═════ Data extract
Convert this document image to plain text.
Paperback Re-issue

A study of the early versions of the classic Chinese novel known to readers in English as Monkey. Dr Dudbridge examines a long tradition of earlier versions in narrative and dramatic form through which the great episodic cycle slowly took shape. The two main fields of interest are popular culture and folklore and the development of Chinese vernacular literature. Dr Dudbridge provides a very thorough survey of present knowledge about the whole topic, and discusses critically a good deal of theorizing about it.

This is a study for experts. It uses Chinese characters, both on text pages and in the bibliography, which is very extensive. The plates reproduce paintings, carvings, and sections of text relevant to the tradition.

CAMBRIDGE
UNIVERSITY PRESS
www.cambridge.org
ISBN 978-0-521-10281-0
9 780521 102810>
══════════
Given exercise: In the listing above, find each line with the word "text" and copy it.

Solution:
Convert this document image to plain text.
This is a study for experts. It uses Chinese characters, both on text pages and in the bibliography, which is very extensive. The plates reproduce paintings, carvings, and sections of text relevant to the tradition.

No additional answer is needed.